Start of DOCUMENT EXTRACT

This feeling was echoed by Buzbee, who pointed to Reuters experiments with video explainers on complicated topics such as Taiwan and said it’s reassuring to know that behind changes in format preferences, audiences are still seeking out news.
“It is so heartening that people, at a minimum, are still saying that they're looking for good information, that is a hopeful signal,” Buzbee said. “But are we standing in our own way, are we doing things the wrong way?” She stressed that news publishers have to respond with innovative formats, even if they might look like small steps in comparison with the overarching changes to the information ecosystem.
Responding to audiences’ need for local news, for example, is an important way to reconnect with audiences and build closer relationships with them. In the case of NPR, which provides both national-level news coverage and manages a large network of local radio stations, this takes the shape of using audience data to integrate stories local to people in their app and website experience.
“Part of NPR’s secret sauce is that connection to community and its ability to tell a humane and contextualised story that feels like it meets you where you are,” Merkley said. “We are in a human minority-internet right now. That's the place we're moving to. We need to be curious and experimental about new ways to build connections with the audience, and to listen to what folks are telling us. They want to have that connection. They want trust. They're looking for context.”
2. The shift to platforms
The Digital News Report 2026 exposed an important milestone. For the first time since we started measuring, social media and video networks are, on average across the 48 markets covered, more popular than both TV and publishers’ news websites and apps as news sources. This means that audiences now have a more incidental relationship with news, coming across it while looking at other content in one of these networks.
As the chart below shows, the difference is even higher in the United States, where 56% of our respondents use social media for news, much more than TV and news websites (both at 45%).
Devichand, from the New York Times, stressed that the world of platforms has changed significantly in the past ten years, with platforms now offering different experiences and not prioritising news as much as they did before. This doesn’t mean publishers should ignore them, he said, as it’s important to create interactions with trust-worthy journalism in those spaces but also on their own websites.
“One of the responses for us has been to double down on being a destination of our own experience and that can't be static,” said Devichand, who called on media managers to “take a step towards the best of this new internet.”
But what do the platforms make of all this? Toliver King from Google said the company is speaking with publishers about surfacing high-quality content for audiences coming through Google’s platforms. She explained her company is trying to direct users who want more than a brief or surface-level answer toward publishers’ sites, despite fears in the industry about the loss of traffic for the rise of AI Overviews, the AI-generated summaries that now appear on Google search.
“Publishers do have to think about the readers that are the more sophisticated, that want deep answers to their questions, because those are the readers that are going to be coming directly to their sites,” Toliver King said.

End of DOCUMENT EXTRACT

→ **DIRECTIVES**:
• A. In the excerpt on news audiences and platforms, what percentage of respondents in the United States use social media for news?
• B. Resume the excerpt on news audiences and platforms, picking up after its final sentence.

Start of RECORDS PROVIDED

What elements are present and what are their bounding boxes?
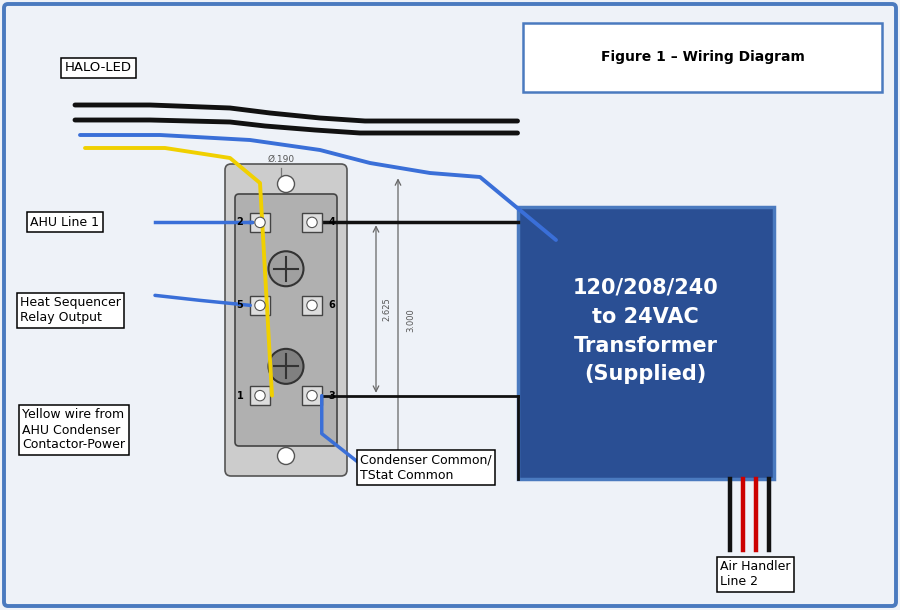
FancyBboxPatch shape: [523, 23, 882, 92]
Text: Heat Sequencer
Relay Output: Heat Sequencer Relay Output: [20, 296, 121, 325]
Circle shape: [307, 300, 317, 310]
Text: 6: 6: [328, 300, 336, 310]
Text: 4: 4: [328, 217, 336, 228]
Text: Condenser Common/
TStat Common: Condenser Common/ TStat Common: [360, 454, 491, 482]
Text: Air Handler
Line 2: Air Handler Line 2: [720, 560, 791, 588]
Text: 5: 5: [237, 300, 243, 310]
Text: AHU Line 1: AHU Line 1: [30, 216, 99, 229]
FancyBboxPatch shape: [235, 194, 337, 446]
Circle shape: [277, 448, 294, 464]
Text: 3.000: 3.000: [406, 308, 415, 332]
Bar: [302, 386, 322, 406]
Text: 1: 1: [237, 390, 243, 401]
Circle shape: [268, 251, 303, 286]
FancyBboxPatch shape: [225, 164, 347, 476]
Circle shape: [255, 300, 266, 310]
Bar: [518, 207, 774, 479]
Circle shape: [255, 217, 266, 228]
Circle shape: [277, 176, 294, 193]
Text: Yellow wire from
AHU Condenser
Contactor-Power: Yellow wire from AHU Condenser Contactor…: [22, 409, 125, 451]
Text: HALO-LED: HALO-LED: [65, 62, 132, 74]
Text: 120/208/240
to 24VAC
Transformer
(Supplied): 120/208/240 to 24VAC Transformer (Suppli…: [573, 278, 718, 384]
Text: Figure 1 – Wiring Diagram: Figure 1 – Wiring Diagram: [600, 51, 805, 65]
Bar: [250, 296, 270, 315]
Circle shape: [307, 390, 317, 401]
Bar: [302, 296, 322, 315]
FancyBboxPatch shape: [4, 4, 896, 606]
Circle shape: [255, 390, 266, 401]
Circle shape: [307, 217, 317, 228]
Circle shape: [268, 349, 303, 384]
Bar: [250, 213, 270, 232]
Text: 2.625: 2.625: [382, 297, 391, 321]
Bar: [250, 386, 270, 406]
Text: 2: 2: [237, 217, 243, 228]
Bar: [302, 213, 322, 232]
Text: Ø.190: Ø.190: [267, 155, 294, 164]
Text: 3: 3: [328, 390, 336, 401]
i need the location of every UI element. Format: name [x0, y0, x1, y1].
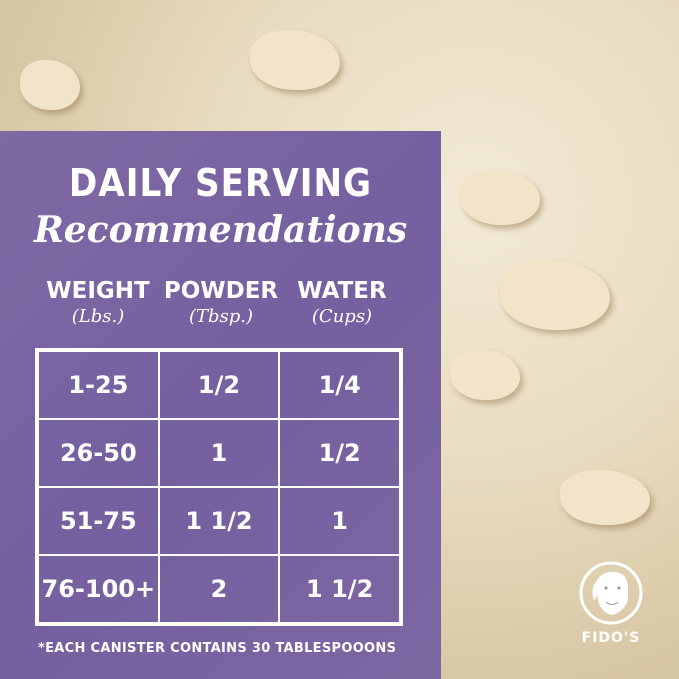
brand-name: FIDO'S [581, 630, 641, 646]
cell-weight: 51-75 [38, 487, 159, 555]
serving-panel: DAILY SERVING Recommendations WEIGHT (Lb… [0, 131, 441, 679]
cell-water: 1/4 [279, 351, 400, 419]
powder-chunk [450, 350, 520, 400]
cell-water: 1 1/2 [279, 555, 400, 623]
title-heading: DAILY SERVING [68, 161, 373, 205]
column-label: WATER [297, 278, 387, 304]
cell-powder: 1 1/2 [158, 487, 280, 555]
column-header-powder: POWDER (Tbsp.) [159, 278, 283, 327]
column-label: WEIGHT [46, 278, 150, 304]
powder-chunk [500, 260, 610, 330]
cell-powder: 1/2 [158, 351, 280, 419]
serving-table: 1-25 1/2 1/4 26-50 1 1/2 51-75 1 1/2 1 7… [35, 348, 403, 626]
powder-chunk [560, 470, 650, 525]
title-subheading: Recommendations [33, 209, 408, 251]
powder-chunk [20, 60, 80, 110]
footnote: *EACH CANISTER CONTAINS 30 TABLESPOOONS [38, 641, 397, 656]
powder-chunk [460, 170, 540, 225]
cell-weight: 1-25 [38, 351, 159, 419]
column-unit: (Lbs.) [71, 306, 125, 327]
cell-water: 1/2 [279, 419, 400, 487]
cell-powder: 2 [158, 555, 280, 623]
column-label: POWDER [163, 278, 279, 304]
column-unit: (Tbsp.) [188, 306, 254, 327]
cell-powder: 1 [158, 419, 280, 487]
column-unit: (Cups) [311, 306, 373, 327]
cell-weight: 26-50 [38, 419, 159, 487]
cell-weight: 76-100+ [38, 555, 159, 623]
column-header-weight: WEIGHT (Lbs.) [36, 278, 160, 327]
cell-water: 1 [279, 487, 400, 555]
brand-logo: FIDO'S [577, 560, 645, 646]
dog-head-icon [579, 561, 643, 625]
powder-chunk [250, 30, 340, 90]
column-header-water: WATER (Cups) [280, 278, 404, 327]
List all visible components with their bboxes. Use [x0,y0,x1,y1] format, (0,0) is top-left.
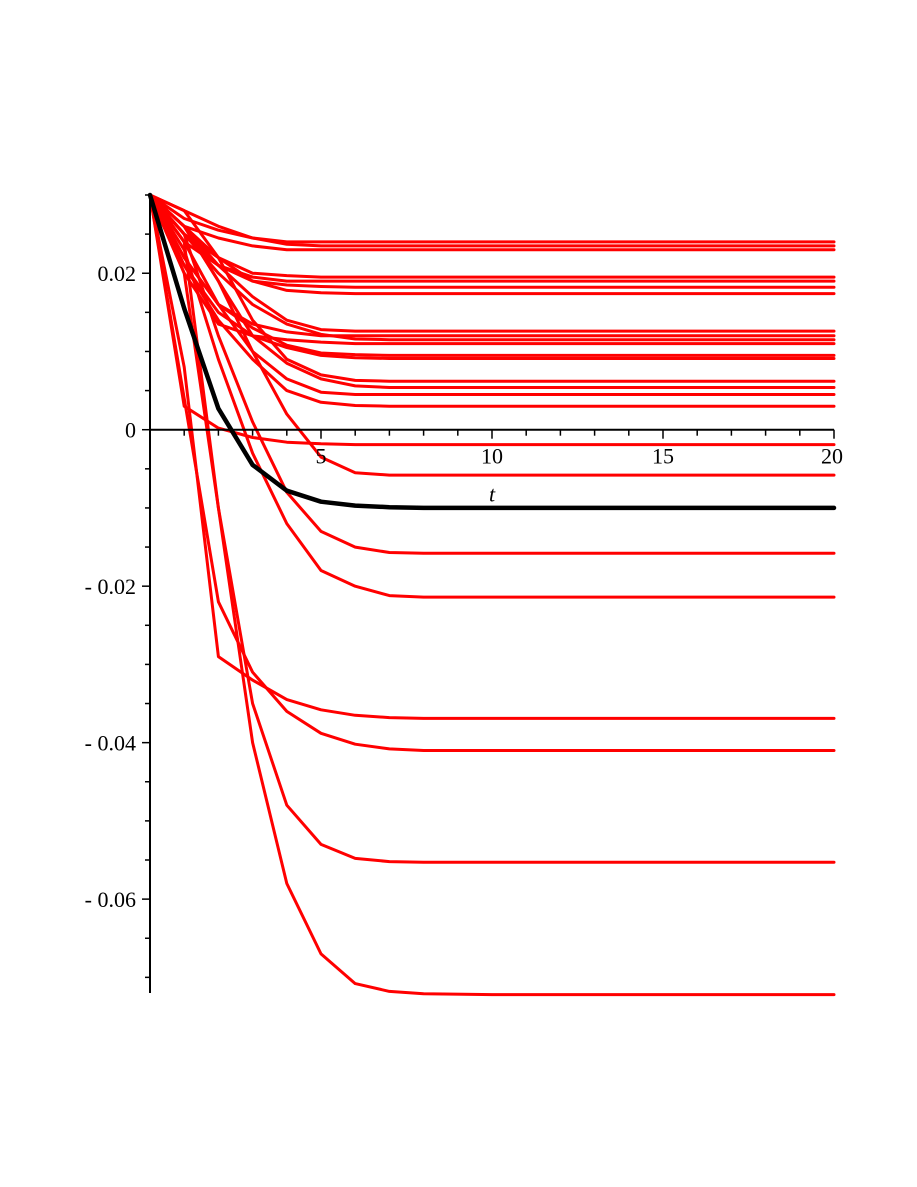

End of RECORDS PROVIDED

→ **ANSWERS PROVIDED**:
• A. 56% of respondents in the United States use social media for news.

• B.
This shift to platforms should not be blamed for declining trust in journalism, said Sharma from Vox. She argued that trust is also low because many newsrooms may be out of touch with audiences outside media elites, and pointed to polarising issues like Gaza and immigration as important examples.
“Are we really understanding what people are feeling? Or are we just serving elite audiences in our bubble?” she said.
3. The challenge from news creators
The Digital News Report 2026 has reflected a key change in audience behaviour: with fewer people trusting traditional news media, more people are turning to content creators to get their news. Is this good or bad news for the organisations represented at the panel?
While people’s expectations around news are changing, NPR’s Merkley said, the rise of personality-led consumption shows that the demand for news is still there.
“What I take from that is a desire to feel connection and a call for content,” he said. “[Creators] often build their videos and their engagement on top of reporting done by the kinds of folks in this room, and they often attribute it. Audiences are feeling that confidence because they are getting both the human delivery that they seek, but they're also getting the credibility of the outlets that are doing the reporting.”
Sharma pointed to a paradox hidden in the report: audiences say they want impartial news, but many of the creators they follow are openly opinionated or have a clear point of view. The reason might be that people are not only looking for neutrality, but also for a relationship, some personality, and a sense of connection. Newsrooms need to find ways to build similar audience relationships without abandoning journalistic values.
“I do believe in what I call curiosity-driven journalism: how we can create relationships with people without necessarily doing what creators are doing in the space? And how we can still form those relationships while understanding the role journalism should play?” said Sharma.
Merkley agreed: curiosity and innovation should drive journalism in the future, especially as the traditional models it’s relied on until now continue to weaken. “The big takeaway is that things we’ve counted on for the last decade are going away,” he said.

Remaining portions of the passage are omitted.